__Task to complete__:
Below are records. Copy every line with "log₁₀" in it.

Chart and figure data

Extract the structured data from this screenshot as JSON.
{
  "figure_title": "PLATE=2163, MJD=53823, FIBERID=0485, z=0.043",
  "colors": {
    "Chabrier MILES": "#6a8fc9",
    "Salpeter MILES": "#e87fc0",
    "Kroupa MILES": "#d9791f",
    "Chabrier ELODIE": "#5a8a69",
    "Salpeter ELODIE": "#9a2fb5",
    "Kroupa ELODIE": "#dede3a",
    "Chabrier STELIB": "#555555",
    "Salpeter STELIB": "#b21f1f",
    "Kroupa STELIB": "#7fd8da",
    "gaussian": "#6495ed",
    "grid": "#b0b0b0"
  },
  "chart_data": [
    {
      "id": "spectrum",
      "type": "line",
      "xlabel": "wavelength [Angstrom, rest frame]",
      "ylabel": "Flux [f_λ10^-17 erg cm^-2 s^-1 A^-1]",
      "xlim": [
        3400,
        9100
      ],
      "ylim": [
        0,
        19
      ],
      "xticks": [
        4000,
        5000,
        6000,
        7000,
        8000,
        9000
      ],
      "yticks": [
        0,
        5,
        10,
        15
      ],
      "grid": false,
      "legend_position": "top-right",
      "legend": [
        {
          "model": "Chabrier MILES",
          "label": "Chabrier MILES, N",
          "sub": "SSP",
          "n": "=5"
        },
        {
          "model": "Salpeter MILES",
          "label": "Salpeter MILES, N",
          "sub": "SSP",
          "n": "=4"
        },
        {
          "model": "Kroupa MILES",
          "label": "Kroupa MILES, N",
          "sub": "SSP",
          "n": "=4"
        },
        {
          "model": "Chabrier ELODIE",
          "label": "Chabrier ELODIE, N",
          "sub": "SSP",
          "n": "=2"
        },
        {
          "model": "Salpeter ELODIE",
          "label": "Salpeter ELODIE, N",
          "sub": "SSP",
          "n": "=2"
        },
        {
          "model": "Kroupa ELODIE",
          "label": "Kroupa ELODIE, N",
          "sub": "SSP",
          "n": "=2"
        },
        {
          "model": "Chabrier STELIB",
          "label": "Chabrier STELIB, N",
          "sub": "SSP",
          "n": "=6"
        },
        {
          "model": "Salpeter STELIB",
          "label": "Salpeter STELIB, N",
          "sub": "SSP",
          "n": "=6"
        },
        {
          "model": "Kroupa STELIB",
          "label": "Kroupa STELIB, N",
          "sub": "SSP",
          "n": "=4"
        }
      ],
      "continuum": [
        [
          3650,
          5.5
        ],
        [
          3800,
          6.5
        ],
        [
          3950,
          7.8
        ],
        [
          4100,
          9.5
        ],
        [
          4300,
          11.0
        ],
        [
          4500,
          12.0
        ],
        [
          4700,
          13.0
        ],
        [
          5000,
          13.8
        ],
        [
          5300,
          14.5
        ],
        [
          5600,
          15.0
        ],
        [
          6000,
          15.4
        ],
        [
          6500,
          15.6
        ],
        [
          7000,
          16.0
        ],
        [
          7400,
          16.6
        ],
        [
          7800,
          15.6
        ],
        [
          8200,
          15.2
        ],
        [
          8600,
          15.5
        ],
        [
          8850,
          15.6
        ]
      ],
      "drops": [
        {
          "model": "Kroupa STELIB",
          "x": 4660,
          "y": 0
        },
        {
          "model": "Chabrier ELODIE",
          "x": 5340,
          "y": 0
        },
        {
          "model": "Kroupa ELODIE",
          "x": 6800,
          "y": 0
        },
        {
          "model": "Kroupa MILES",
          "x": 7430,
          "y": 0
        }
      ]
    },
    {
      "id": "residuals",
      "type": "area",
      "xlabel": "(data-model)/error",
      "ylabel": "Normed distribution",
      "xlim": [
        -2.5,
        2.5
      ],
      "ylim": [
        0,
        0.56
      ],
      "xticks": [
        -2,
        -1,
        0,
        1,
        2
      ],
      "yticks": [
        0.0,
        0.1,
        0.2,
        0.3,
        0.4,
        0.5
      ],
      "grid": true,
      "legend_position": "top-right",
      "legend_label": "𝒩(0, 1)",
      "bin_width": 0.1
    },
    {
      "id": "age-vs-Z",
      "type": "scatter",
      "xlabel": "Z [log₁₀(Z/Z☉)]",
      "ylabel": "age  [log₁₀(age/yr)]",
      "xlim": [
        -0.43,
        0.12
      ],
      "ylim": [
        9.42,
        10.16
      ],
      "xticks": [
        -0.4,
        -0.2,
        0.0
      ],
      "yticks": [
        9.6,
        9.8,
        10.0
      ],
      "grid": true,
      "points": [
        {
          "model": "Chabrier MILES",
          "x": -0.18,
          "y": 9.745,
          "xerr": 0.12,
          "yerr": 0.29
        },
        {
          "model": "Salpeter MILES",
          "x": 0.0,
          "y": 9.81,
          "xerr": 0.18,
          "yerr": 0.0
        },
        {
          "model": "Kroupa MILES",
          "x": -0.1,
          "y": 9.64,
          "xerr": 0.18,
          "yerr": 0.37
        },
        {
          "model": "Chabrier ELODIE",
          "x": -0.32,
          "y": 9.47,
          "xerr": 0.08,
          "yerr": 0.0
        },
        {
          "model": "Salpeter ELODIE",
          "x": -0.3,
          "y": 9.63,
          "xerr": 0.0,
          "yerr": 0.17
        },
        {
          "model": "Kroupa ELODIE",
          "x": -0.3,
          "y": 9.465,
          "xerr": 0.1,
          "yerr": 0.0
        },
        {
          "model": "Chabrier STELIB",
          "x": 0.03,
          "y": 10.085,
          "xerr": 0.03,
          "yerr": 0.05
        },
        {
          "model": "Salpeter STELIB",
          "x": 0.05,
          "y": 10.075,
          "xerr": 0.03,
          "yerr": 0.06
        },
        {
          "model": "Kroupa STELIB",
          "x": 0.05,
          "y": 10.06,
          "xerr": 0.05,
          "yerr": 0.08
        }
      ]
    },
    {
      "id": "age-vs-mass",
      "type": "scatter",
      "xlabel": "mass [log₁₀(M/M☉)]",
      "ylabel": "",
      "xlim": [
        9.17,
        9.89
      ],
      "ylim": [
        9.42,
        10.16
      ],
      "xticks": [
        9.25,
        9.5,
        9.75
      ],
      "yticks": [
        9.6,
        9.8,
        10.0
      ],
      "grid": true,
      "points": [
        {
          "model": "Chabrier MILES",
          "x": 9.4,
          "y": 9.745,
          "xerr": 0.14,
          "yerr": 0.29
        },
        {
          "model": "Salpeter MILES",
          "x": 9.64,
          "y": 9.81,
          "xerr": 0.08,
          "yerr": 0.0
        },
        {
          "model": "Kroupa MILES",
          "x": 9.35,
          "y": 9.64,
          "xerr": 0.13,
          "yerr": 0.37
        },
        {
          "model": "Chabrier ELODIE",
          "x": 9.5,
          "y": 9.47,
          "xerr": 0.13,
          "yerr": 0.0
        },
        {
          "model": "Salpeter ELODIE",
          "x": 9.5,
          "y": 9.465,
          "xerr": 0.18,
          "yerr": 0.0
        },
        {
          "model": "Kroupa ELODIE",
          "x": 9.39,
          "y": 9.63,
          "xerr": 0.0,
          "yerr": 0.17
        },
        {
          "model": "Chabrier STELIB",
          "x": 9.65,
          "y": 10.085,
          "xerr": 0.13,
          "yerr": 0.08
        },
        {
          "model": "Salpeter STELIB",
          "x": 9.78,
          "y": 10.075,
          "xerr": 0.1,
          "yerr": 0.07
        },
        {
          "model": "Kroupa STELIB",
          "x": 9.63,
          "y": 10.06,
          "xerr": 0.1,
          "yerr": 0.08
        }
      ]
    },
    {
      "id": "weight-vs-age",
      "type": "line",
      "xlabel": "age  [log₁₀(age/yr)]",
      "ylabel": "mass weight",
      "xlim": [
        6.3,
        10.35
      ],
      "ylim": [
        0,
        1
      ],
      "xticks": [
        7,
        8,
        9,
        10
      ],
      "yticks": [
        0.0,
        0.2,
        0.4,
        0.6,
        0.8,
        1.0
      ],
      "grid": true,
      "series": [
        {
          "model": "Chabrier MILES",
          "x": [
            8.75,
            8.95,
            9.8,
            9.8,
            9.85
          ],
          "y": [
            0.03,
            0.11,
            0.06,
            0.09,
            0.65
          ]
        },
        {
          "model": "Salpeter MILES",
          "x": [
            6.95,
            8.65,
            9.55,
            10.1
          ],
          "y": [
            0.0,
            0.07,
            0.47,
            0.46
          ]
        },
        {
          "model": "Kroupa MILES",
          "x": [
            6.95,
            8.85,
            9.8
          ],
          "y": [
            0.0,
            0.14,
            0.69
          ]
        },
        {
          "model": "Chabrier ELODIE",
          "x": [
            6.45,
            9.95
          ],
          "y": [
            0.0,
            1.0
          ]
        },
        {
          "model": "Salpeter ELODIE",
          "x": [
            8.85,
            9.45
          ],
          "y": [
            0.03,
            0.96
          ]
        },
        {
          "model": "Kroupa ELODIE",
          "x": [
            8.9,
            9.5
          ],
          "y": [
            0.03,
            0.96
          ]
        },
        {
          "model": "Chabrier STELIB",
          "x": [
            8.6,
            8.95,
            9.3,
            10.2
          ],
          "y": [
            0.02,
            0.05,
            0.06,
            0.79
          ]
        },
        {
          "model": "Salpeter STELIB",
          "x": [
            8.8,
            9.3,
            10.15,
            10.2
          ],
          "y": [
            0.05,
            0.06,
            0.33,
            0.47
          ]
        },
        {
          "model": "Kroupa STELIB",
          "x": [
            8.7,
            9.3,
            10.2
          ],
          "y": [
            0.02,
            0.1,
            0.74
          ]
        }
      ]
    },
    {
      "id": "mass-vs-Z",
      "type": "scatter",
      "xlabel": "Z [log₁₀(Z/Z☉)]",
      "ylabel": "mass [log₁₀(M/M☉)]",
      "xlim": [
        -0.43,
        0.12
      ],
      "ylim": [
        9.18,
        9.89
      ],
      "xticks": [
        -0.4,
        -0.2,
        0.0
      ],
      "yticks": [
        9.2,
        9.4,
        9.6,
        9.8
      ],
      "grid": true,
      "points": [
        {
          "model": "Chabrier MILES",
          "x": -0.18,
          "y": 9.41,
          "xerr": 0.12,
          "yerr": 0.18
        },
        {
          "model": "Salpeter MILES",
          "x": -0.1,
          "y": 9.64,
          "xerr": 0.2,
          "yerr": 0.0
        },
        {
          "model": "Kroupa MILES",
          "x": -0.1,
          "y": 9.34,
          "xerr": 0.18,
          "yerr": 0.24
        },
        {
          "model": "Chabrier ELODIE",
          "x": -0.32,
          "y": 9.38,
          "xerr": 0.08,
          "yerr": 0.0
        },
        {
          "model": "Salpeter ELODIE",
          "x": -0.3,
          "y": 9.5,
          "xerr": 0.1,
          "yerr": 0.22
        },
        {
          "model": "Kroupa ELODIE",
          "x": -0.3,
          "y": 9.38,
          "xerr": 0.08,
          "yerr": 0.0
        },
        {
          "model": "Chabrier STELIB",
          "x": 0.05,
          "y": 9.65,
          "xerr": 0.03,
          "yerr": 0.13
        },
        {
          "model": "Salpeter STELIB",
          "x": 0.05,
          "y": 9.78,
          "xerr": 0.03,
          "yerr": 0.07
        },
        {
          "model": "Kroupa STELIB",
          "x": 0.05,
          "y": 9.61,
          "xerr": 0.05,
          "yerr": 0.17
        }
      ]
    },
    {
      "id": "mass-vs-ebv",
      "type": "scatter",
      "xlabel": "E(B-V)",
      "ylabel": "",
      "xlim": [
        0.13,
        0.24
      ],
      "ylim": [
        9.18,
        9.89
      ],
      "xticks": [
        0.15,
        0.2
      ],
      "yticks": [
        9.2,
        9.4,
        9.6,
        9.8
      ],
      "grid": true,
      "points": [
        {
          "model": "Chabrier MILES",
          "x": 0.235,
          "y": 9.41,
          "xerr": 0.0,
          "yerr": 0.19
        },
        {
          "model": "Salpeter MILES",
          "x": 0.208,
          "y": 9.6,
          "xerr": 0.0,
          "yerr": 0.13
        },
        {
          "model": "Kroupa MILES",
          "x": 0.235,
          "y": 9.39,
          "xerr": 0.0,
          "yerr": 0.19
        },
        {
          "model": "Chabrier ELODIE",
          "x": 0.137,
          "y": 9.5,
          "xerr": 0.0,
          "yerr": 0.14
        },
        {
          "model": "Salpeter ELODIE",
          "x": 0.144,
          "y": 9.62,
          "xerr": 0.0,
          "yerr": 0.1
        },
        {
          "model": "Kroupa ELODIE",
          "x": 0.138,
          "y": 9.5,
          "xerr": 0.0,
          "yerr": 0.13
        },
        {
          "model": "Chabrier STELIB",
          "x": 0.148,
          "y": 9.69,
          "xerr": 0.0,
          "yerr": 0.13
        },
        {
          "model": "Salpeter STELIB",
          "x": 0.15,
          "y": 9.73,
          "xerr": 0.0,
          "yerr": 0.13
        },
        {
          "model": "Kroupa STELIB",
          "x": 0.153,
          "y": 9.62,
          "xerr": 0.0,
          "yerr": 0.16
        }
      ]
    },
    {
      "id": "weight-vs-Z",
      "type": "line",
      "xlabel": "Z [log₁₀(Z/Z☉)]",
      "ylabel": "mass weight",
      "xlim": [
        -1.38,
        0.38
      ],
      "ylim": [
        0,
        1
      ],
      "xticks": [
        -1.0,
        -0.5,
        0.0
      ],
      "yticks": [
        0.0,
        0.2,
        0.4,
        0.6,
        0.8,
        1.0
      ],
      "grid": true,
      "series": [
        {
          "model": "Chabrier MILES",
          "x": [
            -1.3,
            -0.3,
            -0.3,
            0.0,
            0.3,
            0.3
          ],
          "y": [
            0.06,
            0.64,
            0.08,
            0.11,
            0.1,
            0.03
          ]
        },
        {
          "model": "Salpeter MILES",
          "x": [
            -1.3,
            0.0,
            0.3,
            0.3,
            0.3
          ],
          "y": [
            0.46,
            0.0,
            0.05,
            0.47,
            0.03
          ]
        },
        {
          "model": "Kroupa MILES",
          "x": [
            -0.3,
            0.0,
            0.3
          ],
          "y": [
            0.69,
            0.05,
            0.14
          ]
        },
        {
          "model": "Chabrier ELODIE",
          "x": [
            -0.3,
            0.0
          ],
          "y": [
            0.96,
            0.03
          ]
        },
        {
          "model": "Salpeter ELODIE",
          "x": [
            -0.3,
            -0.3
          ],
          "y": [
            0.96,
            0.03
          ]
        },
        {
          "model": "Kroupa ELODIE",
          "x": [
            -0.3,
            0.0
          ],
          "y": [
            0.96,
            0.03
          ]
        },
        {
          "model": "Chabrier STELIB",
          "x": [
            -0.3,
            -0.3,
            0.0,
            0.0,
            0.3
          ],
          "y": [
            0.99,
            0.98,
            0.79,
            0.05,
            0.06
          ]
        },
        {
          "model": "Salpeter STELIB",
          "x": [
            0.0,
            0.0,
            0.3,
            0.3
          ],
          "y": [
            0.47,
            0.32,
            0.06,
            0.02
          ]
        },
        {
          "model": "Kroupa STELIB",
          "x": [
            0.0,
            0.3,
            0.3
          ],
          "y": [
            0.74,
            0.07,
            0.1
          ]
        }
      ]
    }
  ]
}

__Response to this task__:
      "xlabel": "Z [log₁₀(Z/Z☉)]",
      "ylabel": "age  [log₁₀(age/yr)]",
      "xlabel": "mass [log₁₀(M/M☉)]",
      "xlabel": "age  [log₁₀(age/yr)]",
      "xlabel": "Z [log₁₀(Z/Z☉)]",
      "ylabel": "mass [log₁₀(M/M☉)]",
      "xlabel": "Z [log₁₀(Z/Z☉)]",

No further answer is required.